===== Material to process =====

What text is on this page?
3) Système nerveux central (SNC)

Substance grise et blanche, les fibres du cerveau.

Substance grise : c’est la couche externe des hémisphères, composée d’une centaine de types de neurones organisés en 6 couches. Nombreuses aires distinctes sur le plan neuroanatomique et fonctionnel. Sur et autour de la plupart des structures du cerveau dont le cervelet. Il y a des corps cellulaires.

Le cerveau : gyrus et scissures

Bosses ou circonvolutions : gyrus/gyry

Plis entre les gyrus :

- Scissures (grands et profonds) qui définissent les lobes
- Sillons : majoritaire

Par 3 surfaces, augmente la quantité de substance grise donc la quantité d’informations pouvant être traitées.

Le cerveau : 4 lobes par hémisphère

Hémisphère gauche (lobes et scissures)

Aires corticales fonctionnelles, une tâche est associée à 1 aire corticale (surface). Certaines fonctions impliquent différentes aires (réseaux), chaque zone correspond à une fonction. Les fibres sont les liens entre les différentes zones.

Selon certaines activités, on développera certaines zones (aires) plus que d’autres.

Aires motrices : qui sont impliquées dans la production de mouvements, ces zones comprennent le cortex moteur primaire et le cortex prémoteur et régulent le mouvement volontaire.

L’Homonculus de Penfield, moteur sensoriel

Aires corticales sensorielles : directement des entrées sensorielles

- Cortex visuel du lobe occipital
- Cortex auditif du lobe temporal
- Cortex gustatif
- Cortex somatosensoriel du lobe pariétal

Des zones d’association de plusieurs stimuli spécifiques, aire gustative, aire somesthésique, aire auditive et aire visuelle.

=====

→ **Aim**: Return the entries above exactly as they appear.

→ **Written solution**:
What text is on this page?
3) Système nerveux central (SNC)

Substance grise et blanche, les fibres du cerveau.

Substance grise : c’est la couche externe des hémisphères, composée d’une centaine de types de neurones organisés en 6 couches. Nombreuses aires distinctes sur le plan neuroanatomique et fonctionnel. Sur et autour de la plupart des structures du cerveau dont le cervelet. Il y a des corps cellulaires.

Le cerveau : gyrus et scissures

Bosses ou circonvolutions : gyrus/gyry

Plis entre les gyrus :

- Scissures (grands et profonds) qui définissent les lobes
- Sillons : majoritaire

Par 3 surfaces, augmente la quantité de substance grise donc la quantité d’informations pouvant être traitées.

Le cerveau : 4 lobes par hémisphère

Hémisphère gauche (lobes et scissures)

Aires corticales fonctionnelles, une tâche est associée à 1 aire corticale (surface). Certaines fonctions impliquent différentes aires (réseaux), chaque zone correspond à une fonction. Les fibres sont les liens entre les différentes zones.

Selon certaines activités, on développera certaines zones (aires) plus que d’autres.

Aires motrices : qui sont impliquées dans la production de mouvements, ces zones comprennent le cortex moteur primaire et le cortex prémoteur et régulent le mouvement volontaire.

L’Homonculus de Penfield, moteur sensoriel

Aires corticales sensorielles : directement des entrées sensorielles

- Cortex visuel du lobe occipital
- Cortex auditif du lobe temporal
- Cortex gustatif
- Cortex somatosensoriel du lobe pariétal

Des zones d’association de plusieurs stimuli spécifiques, aire gustative, aire somesthésique, aire auditive et aire visuelle.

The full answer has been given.